Exercise input:
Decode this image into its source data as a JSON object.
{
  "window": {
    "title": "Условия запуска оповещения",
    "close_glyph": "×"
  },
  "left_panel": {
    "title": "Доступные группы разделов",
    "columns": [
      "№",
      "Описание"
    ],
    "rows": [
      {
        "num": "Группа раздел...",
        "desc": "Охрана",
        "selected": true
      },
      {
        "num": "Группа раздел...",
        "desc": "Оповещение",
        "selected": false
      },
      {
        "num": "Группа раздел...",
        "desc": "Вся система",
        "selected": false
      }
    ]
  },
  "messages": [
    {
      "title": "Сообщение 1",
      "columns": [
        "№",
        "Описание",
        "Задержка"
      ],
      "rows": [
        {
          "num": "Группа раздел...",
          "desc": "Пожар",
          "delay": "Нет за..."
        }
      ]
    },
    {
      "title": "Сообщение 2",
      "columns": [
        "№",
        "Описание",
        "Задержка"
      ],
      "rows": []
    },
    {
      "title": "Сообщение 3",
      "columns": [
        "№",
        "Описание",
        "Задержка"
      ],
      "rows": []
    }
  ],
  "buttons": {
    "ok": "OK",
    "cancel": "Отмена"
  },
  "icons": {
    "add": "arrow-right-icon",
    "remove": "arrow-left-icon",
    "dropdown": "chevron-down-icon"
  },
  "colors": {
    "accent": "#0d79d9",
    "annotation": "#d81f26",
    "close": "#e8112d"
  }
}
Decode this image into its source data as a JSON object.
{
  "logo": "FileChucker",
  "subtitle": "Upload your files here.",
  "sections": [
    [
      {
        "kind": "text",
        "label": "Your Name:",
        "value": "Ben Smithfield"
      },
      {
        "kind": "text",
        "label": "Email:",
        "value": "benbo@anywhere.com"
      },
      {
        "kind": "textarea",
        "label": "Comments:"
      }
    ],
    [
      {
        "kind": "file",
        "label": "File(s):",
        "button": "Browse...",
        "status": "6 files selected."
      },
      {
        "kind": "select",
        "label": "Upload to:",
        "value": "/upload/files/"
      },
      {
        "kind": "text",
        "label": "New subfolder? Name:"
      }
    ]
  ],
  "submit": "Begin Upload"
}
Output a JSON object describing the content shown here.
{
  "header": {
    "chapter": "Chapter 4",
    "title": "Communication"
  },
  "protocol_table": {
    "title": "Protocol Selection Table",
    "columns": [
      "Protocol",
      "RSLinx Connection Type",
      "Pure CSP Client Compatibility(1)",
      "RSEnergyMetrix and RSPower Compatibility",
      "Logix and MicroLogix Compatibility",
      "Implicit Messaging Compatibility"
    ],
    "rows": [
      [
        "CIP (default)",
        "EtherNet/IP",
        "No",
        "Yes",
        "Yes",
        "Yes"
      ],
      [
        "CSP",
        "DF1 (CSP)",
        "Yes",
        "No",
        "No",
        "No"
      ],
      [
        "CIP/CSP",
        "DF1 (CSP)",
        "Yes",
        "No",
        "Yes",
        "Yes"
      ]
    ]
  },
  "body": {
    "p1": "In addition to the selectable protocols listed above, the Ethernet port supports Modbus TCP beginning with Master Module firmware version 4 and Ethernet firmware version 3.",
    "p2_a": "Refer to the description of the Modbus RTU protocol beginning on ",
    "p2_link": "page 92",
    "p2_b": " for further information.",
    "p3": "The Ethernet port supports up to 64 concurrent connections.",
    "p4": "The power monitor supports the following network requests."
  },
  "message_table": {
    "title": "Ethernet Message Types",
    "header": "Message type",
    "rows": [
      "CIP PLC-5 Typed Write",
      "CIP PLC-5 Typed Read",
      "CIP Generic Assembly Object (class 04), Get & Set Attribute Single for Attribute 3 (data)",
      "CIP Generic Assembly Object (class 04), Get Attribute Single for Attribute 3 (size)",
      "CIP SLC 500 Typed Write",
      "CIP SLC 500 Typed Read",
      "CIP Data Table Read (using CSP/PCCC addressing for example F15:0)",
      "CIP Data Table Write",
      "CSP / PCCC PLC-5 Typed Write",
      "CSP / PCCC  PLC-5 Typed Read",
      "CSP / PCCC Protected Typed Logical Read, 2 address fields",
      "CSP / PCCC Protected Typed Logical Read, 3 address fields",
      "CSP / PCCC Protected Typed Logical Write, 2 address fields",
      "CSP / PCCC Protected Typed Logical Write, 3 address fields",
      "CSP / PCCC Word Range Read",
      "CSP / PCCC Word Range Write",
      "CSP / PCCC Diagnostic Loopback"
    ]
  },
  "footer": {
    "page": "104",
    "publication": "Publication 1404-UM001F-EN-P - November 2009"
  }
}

Aim: Scan the listing above. Collect all lines with the word "beginning".

Finished task:
    "p1": "In addition to the selectable protocols listed above, the Ethernet port supports Modbus TCP beginning with Master Module firmware version 4 and Ethernet firmware version 3.",
    "p2_a": "Refer to the description of the Modbus RTU protocol beginning on ",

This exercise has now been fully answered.